INSTRUCTIONS FOR THE TASK:
Quote the entries word for word. Omit the pictures.

ENTRIES PROVIDED:
-.-.-

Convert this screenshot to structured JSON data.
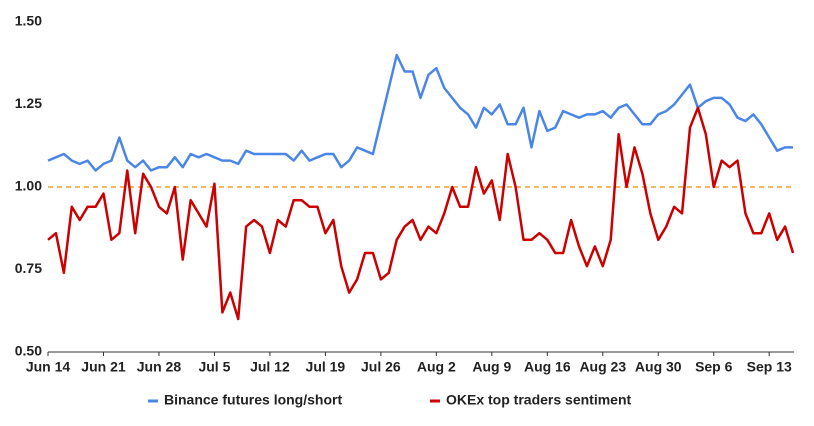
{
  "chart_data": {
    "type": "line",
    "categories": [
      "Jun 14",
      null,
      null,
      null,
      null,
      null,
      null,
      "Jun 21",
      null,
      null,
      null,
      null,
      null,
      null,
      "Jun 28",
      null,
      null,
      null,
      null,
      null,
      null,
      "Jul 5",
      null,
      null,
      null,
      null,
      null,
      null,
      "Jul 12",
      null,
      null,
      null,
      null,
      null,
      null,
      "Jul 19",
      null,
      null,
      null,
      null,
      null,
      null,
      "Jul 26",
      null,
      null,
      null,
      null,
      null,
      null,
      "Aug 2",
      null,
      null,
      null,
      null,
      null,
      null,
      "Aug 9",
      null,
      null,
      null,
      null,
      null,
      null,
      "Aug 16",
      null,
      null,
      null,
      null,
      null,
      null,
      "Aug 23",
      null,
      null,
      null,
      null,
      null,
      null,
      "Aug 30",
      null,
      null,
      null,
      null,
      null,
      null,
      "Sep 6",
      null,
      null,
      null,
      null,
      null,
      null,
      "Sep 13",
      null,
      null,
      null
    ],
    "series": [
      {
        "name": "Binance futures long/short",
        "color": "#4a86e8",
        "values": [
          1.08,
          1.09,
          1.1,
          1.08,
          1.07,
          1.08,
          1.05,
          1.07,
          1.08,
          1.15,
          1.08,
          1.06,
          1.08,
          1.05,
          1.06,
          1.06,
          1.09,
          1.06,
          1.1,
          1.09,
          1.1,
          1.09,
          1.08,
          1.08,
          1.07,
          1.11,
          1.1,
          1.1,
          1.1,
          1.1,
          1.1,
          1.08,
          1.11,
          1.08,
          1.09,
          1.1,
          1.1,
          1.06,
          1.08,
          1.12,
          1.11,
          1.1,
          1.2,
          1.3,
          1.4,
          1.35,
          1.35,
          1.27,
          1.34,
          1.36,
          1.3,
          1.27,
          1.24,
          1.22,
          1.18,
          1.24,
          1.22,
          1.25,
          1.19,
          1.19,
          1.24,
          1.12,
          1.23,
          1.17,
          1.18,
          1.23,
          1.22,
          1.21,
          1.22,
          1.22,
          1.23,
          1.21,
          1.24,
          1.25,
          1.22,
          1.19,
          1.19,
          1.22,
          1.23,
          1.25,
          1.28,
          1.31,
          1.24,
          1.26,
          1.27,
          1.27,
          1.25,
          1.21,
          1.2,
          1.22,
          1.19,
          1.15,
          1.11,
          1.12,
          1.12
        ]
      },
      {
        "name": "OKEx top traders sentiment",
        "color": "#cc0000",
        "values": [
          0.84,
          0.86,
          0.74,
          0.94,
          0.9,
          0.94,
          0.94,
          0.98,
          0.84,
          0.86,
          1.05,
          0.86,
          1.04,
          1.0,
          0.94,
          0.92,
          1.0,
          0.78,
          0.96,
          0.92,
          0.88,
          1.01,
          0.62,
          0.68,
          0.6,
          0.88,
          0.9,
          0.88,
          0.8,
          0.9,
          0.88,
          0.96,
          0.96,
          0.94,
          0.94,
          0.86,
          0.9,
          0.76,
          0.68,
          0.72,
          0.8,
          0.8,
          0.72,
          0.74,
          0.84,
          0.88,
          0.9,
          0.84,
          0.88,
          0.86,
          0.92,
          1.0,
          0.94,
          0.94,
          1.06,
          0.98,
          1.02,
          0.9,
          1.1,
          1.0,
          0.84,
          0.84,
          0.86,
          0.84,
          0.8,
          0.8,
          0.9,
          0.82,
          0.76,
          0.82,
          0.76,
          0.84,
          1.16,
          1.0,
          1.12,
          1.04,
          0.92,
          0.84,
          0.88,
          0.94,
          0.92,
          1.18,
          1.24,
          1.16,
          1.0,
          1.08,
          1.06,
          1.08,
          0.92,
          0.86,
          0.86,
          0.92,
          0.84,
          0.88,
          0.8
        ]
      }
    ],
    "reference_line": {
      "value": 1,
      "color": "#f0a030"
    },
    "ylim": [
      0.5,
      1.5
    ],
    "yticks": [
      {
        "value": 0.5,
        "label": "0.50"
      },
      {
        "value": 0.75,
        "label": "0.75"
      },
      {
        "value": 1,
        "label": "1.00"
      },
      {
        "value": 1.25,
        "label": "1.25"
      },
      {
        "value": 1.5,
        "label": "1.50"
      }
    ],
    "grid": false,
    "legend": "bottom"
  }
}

-.-.-

OUTPUT:
Convert this screenshot to structured JSON data.
{
  "chart_data": {
    "type": "line",
    "categories": [
      "Jun 14",
      null,
      null,
      null,
      null,
      null,
      null,
      "Jun 21",
      null,
      null,
      null,
      null,
      null,
      null,
      "Jun 28",
      null,
      null,
      null,
      null,
      null,
      null,
      "Jul 5",
      null,
      null,
      null,
      null,
      null,
      null,
      "Jul 12",
      null,
      null,
      null,
      null,
      null,
      null,
      "Jul 19",
      null,
      null,
      null,
      null,
      null,
      null,
      "Jul 26",
      null,
      null,
      null,
      null,
      null,
      null,
      "Aug 2",
      null,
      null,
      null,
      null,
      null,
      null,
      "Aug 9",
      null,
      null,
      null,
      null,
      null,
      null,
      "Aug 16",
      null,
      null,
      null,
      null,
      null,
      null,
      "Aug 23",
      null,
      null,
      null,
      null,
      null,
      null,
      "Aug 30",
      null,
      null,
      null,
      null,
      null,
      null,
      "Sep 6",
      null,
      null,
      null,
      null,
      null,
      null,
      "Sep 13",
      null,
      null,
      null
    ],
    "series": [
      {
        "name": "Binance futures long/short",
        "color": "#4a86e8",
        "values": [
          1.08,
          1.09,
          1.1,
          1.08,
          1.07,
          1.08,
          1.05,
          1.07,
          1.08,
          1.15,
          1.08,
          1.06,
          1.08,
          1.05,
          1.06,
          1.06,
          1.09,
          1.06,
          1.1,
          1.09,
          1.1,
          1.09,
          1.08,
          1.08,
          1.07,
          1.11,
          1.1,
          1.1,
          1.1,
          1.1,
          1.1,
          1.08,
          1.11,
          1.08,
          1.09,
          1.1,
          1.1,
          1.06,
          1.08,
          1.12,
          1.11,
          1.1,
          1.2,
          1.3,
          1.4,
          1.35,
          1.35,
          1.27,
          1.34,
          1.36,
          1.3,
          1.27,
          1.24,
          1.22,
          1.18,
          1.24,
          1.22,
          1.25,
          1.19,
          1.19,
          1.24,
          1.12,
          1.23,
          1.17,
          1.18,
          1.23,
          1.22,
          1.21,
          1.22,
          1.22,
          1.23,
          1.21,
          1.24,
          1.25,
          1.22,
          1.19,
          1.19,
          1.22,
          1.23,
          1.25,
          1.28,
          1.31,
          1.24,
          1.26,
          1.27,
          1.27,
          1.25,
          1.21,
          1.2,
          1.22,
          1.19,
          1.15,
          1.11,
          1.12,
          1.12
        ]
      },
      {
        "name": "OKEx top traders sentiment",
        "color": "#cc0000",
        "values": [
          0.84,
          0.86,
          0.74,
          0.94,
          0.9,
          0.94,
          0.94,
          0.98,
          0.84,
          0.86,
          1.05,
          0.86,
          1.04,
          1.0,
          0.94,
          0.92,
          1.0,
          0.78,
          0.96,
          0.92,
          0.88,
          1.01,
          0.62,
          0.68,
          0.6,
          0.88,
          0.9,
          0.88,
          0.8,
          0.9,
          0.88,
          0.96,
          0.96,
          0.94,
          0.94,
          0.86,
          0.9,
          0.76,
          0.68,
          0.72,
          0.8,
          0.8,
          0.72,
          0.74,
          0.84,
          0.88,
          0.9,
          0.84,
          0.88,
          0.86,
          0.92,
          1.0,
          0.94,
          0.94,
          1.06,
          0.98,
          1.02,
          0.9,
          1.1,
          1.0,
          0.84,
          0.84,
          0.86,
          0.84,
          0.8,
          0.8,
          0.9,
          0.82,
          0.76,
          0.82,
          0.76,
          0.84,
          1.16,
          1.0,
          1.12,
          1.04,
          0.92,
          0.84,
          0.88,
          0.94,
          0.92,
          1.18,
          1.24,
          1.16,
          1.0,
          1.08,
          1.06,
          1.08,
          0.92,
          0.86,
          0.86,
          0.92,
          0.84,
          0.88,
          0.8
        ]
      }
    ],
    "reference_line": {
      "value": 1,
      "color": "#f0a030"
    },
    "ylim": [
      0.5,
      1.5
    ],
    "yticks": [
      {
        "value": 0.5,
        "label": "0.50"
      },
      {
        "value": 0.75,
        "label": "0.75"
      },
      {
        "value": 1,
        "label": "1.00"
      },
      {
        "value": 1.25,
        "label": "1.25"
      },
      {
        "value": 1.5,
        "label": "1.50"
      }
    ],
    "grid": false,
    "legend": "bottom"
  }
}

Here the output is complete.